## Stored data
-- Start --

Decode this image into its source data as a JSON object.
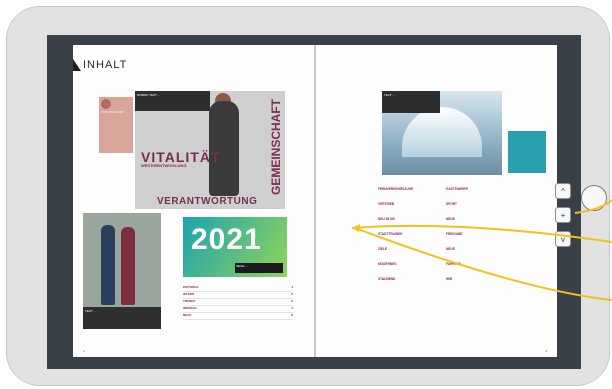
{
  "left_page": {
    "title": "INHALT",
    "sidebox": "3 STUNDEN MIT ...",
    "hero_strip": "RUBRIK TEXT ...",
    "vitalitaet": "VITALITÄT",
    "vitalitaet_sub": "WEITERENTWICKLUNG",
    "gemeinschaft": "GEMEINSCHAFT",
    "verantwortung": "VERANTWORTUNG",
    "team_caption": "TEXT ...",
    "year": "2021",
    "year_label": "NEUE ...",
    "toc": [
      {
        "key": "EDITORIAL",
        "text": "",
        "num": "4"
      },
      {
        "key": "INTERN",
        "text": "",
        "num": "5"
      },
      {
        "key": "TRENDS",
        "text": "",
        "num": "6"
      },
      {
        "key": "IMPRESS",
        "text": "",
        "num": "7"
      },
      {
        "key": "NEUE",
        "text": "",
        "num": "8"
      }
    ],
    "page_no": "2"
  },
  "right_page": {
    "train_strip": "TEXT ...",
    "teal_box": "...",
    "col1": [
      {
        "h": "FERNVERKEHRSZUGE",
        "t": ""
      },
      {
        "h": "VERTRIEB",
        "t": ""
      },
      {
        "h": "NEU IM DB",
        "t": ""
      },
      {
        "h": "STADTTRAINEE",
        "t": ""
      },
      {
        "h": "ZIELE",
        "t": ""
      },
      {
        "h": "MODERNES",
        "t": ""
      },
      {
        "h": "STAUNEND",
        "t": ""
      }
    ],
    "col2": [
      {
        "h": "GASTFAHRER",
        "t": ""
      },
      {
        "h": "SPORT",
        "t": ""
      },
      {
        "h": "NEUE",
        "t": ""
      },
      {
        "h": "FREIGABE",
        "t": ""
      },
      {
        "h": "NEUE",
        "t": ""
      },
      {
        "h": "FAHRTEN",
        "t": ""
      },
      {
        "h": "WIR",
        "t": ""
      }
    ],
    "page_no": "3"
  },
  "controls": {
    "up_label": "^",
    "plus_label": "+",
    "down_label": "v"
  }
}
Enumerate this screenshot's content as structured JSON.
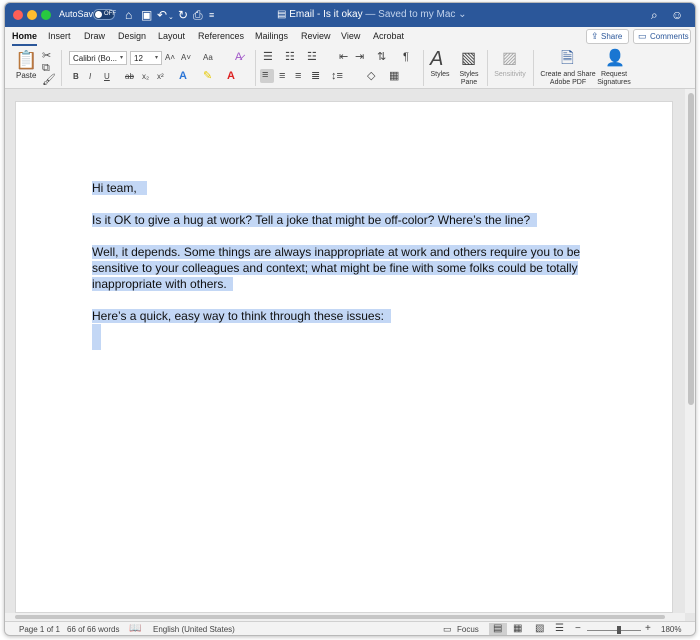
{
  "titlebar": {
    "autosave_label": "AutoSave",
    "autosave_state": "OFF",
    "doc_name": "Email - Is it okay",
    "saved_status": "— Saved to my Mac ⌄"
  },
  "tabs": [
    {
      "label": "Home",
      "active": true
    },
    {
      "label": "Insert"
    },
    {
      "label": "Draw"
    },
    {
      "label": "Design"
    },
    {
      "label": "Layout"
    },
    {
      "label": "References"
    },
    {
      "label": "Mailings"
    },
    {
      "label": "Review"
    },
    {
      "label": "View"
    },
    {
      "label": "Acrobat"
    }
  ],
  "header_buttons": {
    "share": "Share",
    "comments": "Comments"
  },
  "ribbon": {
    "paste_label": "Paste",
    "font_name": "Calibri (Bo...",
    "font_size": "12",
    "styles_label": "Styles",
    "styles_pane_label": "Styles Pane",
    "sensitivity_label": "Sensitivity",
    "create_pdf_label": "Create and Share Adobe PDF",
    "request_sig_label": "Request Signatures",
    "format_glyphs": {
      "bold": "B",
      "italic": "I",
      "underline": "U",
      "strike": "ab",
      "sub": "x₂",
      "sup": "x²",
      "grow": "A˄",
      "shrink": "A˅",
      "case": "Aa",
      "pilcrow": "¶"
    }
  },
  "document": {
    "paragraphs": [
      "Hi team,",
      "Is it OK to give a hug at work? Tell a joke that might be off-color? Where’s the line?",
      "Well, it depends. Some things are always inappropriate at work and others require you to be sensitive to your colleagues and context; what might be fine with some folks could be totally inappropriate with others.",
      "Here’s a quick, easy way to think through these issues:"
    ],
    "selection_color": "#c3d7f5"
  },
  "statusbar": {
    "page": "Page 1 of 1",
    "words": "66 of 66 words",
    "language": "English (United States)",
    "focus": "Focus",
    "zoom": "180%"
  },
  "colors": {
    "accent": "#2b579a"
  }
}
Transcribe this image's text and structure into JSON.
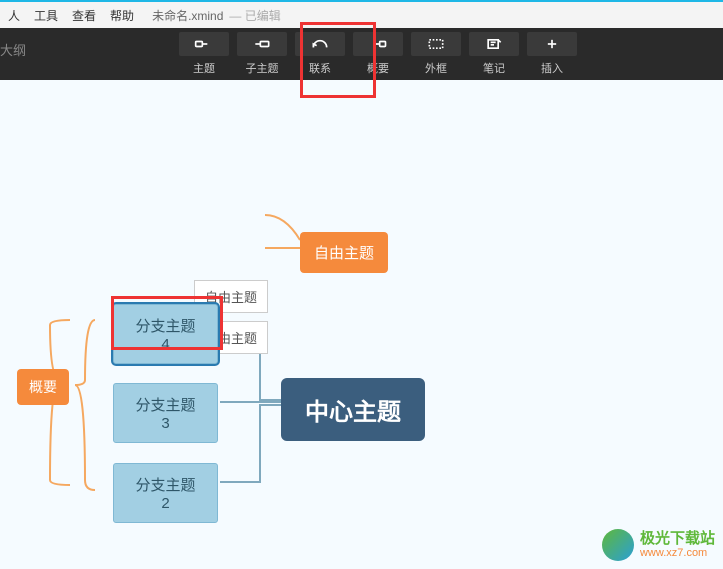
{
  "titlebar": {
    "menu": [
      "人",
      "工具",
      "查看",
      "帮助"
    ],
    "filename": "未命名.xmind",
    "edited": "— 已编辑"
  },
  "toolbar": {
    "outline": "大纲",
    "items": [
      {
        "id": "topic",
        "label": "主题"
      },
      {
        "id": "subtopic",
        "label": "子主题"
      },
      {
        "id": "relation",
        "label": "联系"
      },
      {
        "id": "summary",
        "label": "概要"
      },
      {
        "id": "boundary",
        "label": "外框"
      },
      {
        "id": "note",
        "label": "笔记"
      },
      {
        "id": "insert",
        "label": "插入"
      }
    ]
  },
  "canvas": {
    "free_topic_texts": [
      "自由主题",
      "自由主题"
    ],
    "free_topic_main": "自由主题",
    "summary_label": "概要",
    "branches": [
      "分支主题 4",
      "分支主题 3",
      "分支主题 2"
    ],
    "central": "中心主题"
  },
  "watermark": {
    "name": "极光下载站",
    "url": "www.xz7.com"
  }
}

-- End --

## Do this
Give an exact reproduction of every line, leaving out any picture.

## Expected output
Decode this image into its source data as a JSON object.
{
  "left_page": {
    "title": "INHALT",
    "sidebox": "3 STUNDEN MIT ...",
    "hero_strip": "RUBRIK TEXT ...",
    "vitalitaet": "VITALITÄT",
    "vitalitaet_sub": "WEITERENTWICKLUNG",
    "gemeinschaft": "GEMEINSCHAFT",
    "verantwortung": "VERANTWORTUNG",
    "team_caption": "TEXT ...",
    "year": "2021",
    "year_label": "NEUE ...",
    "toc": [
      {
        "key": "EDITORIAL",
        "text": "",
        "num": "4"
      },
      {
        "key": "INTERN",
        "text": "",
        "num": "5"
      },
      {
        "key": "TRENDS",
        "text": "",
        "num": "6"
      },
      {
        "key": "IMPRESS",
        "text": "",
        "num": "7"
      },
      {
        "key": "NEUE",
        "text": "",
        "num": "8"
      }
    ],
    "page_no": "2"
  },
  "right_page": {
    "train_strip": "TEXT ...",
    "teal_box": "...",
    "col1": [
      {
        "h": "FERNVERKEHRSZUGE",
        "t": ""
      },
      {
        "h": "VERTRIEB",
        "t": ""
      },
      {
        "h": "NEU IM DB",
        "t": ""
      },
      {
        "h": "STADTTRAINEE",
        "t": ""
      },
      {
        "h": "ZIELE",
        "t": ""
      },
      {
        "h": "MODERNES",
        "t": ""
      },
      {
        "h": "STAUNEND",
        "t": ""
      }
    ],
    "col2": [
      {
        "h": "GASTFAHRER",
        "t": ""
      },
      {
        "h": "SPORT",
        "t": ""
      },
      {
        "h": "NEUE",
        "t": ""
      },
      {
        "h": "FREIGABE",
        "t": ""
      },
      {
        "h": "NEUE",
        "t": ""
      },
      {
        "h": "FAHRTEN",
        "t": ""
      },
      {
        "h": "WIR",
        "t": ""
      }
    ],
    "page_no": "3"
  },
  "controls": {
    "up_label": "^",
    "plus_label": "+",
    "down_label": "v"
  }
}
Enumerate this screenshot's content as structured JSON.
{
  "titlebar": {
    "autosave_label": "AutoSave",
    "autosave_state": "OFF",
    "doc_name": "Email - Is it okay",
    "saved_status": "— Saved to my Mac ⌄"
  },
  "tabs": [
    {
      "label": "Home",
      "active": true
    },
    {
      "label": "Insert"
    },
    {
      "label": "Draw"
    },
    {
      "label": "Design"
    },
    {
      "label": "Layout"
    },
    {
      "label": "References"
    },
    {
      "label": "Mailings"
    },
    {
      "label": "Review"
    },
    {
      "label": "View"
    },
    {
      "label": "Acrobat"
    }
  ],
  "header_buttons": {
    "share": "Share",
    "comments": "Comments"
  },
  "ribbon": {
    "paste_label": "Paste",
    "font_name": "Calibri (Bo...",
    "font_size": "12",
    "styles_label": "Styles",
    "styles_pane_label": "Styles Pane",
    "sensitivity_label": "Sensitivity",
    "create_pdf_label": "Create and Share Adobe PDF",
    "request_sig_label": "Request Signatures",
    "format_glyphs": {
      "bold": "B",
      "italic": "I",
      "underline": "U",
      "strike": "ab",
      "sub": "x₂",
      "sup": "x²",
      "grow": "A˄",
      "shrink": "A˅",
      "case": "Aa",
      "pilcrow": "¶"
    }
  },
  "document": {
    "paragraphs": [
      "Hi team,",
      "Is it OK to give a hug at work? Tell a joke that might be off-color? Where’s the line?",
      "Well, it depends. Some things are always inappropriate at work and others require you to be sensitive to your colleagues and context; what might be fine with some folks could be totally inappropriate with others.",
      "Here’s a quick, easy way to think through these issues:"
    ],
    "selection_color": "#c3d7f5"
  },
  "statusbar": {
    "page": "Page 1 of 1",
    "words": "66 of 66 words",
    "language": "English (United States)",
    "focus": "Focus",
    "zoom": "180%"
  },
  "colors": {
    "accent": "#2b579a"
  }
}
Transcribe this image's text and structure into JSON.
{
  "titlebar": {
    "menu": [
      "人",
      "工具",
      "查看",
      "帮助"
    ],
    "filename": "未命名.xmind",
    "edited": "— 已编辑"
  },
  "toolbar": {
    "outline": "大纲",
    "items": [
      {
        "id": "topic",
        "label": "主题"
      },
      {
        "id": "subtopic",
        "label": "子主题"
      },
      {
        "id": "relation",
        "label": "联系"
      },
      {
        "id": "summary",
        "label": "概要"
      },
      {
        "id": "boundary",
        "label": "外框"
      },
      {
        "id": "note",
        "label": "笔记"
      },
      {
        "id": "insert",
        "label": "插入"
      }
    ]
  },
  "canvas": {
    "free_topic_texts": [
      "自由主题",
      "自由主题"
    ],
    "free_topic_main": "自由主题",
    "summary_label": "概要",
    "branches": [
      "分支主题 4",
      "分支主题 3",
      "分支主题 2"
    ],
    "central": "中心主题"
  },
  "watermark": {
    "name": "极光下载站",
    "url": "www.xz7.com"
  }
}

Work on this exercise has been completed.